Task prompt: Pick out each line in these entries that contains the string "Losses".

Lines of data

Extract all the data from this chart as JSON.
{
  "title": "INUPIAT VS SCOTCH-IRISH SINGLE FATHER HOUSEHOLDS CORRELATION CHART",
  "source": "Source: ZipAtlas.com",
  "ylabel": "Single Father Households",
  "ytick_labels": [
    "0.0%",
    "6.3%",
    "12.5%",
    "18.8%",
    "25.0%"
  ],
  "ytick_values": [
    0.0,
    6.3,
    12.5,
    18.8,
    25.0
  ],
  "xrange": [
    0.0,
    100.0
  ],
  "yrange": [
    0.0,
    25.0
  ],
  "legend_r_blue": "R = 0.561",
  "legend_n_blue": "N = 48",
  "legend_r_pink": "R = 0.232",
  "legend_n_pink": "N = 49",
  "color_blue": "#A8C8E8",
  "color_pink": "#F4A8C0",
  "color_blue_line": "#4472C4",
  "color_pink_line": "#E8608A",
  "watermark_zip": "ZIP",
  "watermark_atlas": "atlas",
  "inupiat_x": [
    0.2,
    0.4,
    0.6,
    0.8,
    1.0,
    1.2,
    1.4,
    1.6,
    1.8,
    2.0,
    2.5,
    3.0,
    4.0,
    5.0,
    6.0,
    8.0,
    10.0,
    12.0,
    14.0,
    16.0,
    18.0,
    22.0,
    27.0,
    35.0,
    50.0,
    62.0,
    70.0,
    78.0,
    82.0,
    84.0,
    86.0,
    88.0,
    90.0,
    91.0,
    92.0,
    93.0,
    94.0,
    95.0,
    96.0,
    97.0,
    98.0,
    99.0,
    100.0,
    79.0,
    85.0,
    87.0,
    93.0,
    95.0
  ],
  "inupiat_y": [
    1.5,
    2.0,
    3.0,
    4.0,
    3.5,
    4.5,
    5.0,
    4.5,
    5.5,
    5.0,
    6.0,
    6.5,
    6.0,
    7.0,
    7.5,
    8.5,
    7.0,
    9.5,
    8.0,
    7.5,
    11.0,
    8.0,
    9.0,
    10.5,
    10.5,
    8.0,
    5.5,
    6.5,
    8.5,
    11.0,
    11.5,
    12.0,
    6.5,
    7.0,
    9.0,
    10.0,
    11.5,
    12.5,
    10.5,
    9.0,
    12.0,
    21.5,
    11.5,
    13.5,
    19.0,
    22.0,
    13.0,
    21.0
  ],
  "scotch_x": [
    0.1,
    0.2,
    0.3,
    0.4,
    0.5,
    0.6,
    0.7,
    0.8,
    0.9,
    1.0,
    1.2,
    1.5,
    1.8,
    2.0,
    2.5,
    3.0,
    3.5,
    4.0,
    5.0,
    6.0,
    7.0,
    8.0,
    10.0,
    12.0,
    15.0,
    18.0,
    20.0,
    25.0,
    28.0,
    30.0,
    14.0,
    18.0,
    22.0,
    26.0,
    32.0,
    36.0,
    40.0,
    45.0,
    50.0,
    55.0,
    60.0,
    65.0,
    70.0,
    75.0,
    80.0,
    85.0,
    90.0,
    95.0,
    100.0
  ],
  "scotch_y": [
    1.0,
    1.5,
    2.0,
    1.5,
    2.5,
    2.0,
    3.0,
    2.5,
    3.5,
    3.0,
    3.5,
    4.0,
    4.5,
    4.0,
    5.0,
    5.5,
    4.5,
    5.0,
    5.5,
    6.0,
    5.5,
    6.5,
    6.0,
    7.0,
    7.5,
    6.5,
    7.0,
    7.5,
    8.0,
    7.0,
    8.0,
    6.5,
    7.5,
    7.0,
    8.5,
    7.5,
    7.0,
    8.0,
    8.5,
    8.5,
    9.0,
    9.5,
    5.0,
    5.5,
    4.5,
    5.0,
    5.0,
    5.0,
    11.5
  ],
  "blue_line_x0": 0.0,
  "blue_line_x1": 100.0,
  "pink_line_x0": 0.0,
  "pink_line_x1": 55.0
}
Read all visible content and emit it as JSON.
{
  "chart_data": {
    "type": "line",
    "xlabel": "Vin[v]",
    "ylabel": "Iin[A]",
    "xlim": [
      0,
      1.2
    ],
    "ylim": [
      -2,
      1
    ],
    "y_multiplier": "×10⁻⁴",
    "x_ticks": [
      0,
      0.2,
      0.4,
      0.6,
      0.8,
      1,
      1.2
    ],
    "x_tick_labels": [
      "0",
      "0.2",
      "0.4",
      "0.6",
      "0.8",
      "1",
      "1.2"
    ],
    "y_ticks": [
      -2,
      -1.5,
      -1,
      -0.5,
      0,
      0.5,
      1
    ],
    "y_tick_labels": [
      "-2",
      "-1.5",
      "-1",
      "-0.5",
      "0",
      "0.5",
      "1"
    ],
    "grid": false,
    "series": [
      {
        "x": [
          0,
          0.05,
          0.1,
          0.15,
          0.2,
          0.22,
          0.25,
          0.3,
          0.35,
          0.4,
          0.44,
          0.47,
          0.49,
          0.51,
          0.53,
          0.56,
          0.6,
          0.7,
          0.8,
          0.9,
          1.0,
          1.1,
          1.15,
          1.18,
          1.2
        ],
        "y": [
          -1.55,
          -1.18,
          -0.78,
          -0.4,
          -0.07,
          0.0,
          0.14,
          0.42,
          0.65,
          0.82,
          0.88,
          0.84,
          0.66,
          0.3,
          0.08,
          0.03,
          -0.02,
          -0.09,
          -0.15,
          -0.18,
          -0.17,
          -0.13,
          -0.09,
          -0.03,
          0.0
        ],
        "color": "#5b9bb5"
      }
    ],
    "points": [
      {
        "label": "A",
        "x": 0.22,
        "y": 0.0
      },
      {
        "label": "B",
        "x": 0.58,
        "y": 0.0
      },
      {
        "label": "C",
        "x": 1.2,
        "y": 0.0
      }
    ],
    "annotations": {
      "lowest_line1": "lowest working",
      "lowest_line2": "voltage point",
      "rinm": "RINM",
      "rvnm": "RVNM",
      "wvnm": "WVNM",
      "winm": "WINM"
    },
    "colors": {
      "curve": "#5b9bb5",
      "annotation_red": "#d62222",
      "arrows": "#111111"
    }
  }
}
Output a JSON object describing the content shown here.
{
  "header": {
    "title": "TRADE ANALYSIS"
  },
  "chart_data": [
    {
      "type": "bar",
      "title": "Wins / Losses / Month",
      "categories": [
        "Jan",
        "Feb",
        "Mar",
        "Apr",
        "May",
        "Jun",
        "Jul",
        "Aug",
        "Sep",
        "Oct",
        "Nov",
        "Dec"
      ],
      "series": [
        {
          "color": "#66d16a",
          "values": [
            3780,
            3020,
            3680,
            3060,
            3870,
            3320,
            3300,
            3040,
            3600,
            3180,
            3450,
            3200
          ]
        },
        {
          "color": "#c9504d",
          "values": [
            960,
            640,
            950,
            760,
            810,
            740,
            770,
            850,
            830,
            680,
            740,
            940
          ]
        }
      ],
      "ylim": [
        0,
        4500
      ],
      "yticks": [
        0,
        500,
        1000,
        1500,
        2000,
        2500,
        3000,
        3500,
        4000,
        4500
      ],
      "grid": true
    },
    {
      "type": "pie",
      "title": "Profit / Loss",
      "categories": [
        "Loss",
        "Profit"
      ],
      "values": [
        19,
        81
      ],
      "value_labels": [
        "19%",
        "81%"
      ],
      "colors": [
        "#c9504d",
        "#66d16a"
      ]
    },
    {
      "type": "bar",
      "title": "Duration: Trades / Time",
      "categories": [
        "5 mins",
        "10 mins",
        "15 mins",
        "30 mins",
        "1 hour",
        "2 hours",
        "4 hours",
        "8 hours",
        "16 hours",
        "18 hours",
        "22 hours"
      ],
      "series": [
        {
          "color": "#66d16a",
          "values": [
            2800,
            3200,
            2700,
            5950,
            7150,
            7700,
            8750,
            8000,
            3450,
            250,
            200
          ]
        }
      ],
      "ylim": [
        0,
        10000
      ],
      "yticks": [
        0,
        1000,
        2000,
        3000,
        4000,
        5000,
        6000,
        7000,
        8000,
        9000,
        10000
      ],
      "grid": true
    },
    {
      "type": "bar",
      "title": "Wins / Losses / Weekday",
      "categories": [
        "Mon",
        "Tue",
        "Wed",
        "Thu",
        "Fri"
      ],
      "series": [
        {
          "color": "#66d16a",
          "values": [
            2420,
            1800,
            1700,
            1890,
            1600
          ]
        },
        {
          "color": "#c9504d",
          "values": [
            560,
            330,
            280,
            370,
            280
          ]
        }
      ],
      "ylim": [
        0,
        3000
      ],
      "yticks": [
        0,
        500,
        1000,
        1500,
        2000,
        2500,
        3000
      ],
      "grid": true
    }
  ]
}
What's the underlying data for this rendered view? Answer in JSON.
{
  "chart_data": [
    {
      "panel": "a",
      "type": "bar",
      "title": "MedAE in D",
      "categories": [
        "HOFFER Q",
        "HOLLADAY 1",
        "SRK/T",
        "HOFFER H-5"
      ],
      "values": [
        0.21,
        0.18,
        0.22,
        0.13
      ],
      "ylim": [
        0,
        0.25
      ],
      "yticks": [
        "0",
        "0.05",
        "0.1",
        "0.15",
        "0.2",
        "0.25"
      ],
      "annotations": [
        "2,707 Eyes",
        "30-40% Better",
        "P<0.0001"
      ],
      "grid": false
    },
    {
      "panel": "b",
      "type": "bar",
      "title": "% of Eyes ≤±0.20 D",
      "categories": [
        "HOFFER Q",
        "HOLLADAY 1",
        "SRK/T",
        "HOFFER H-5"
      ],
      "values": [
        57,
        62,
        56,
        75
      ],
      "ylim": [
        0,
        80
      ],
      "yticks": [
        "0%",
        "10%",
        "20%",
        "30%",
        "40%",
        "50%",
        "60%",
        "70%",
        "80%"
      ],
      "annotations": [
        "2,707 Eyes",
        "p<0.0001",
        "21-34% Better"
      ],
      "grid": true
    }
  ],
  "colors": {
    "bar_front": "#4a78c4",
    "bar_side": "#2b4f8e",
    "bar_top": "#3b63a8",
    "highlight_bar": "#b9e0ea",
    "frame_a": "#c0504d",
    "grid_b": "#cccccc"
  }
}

Response to this exercise:
      "title": "Wins / Losses / Month",
      "title": "Wins / Losses / Weekday",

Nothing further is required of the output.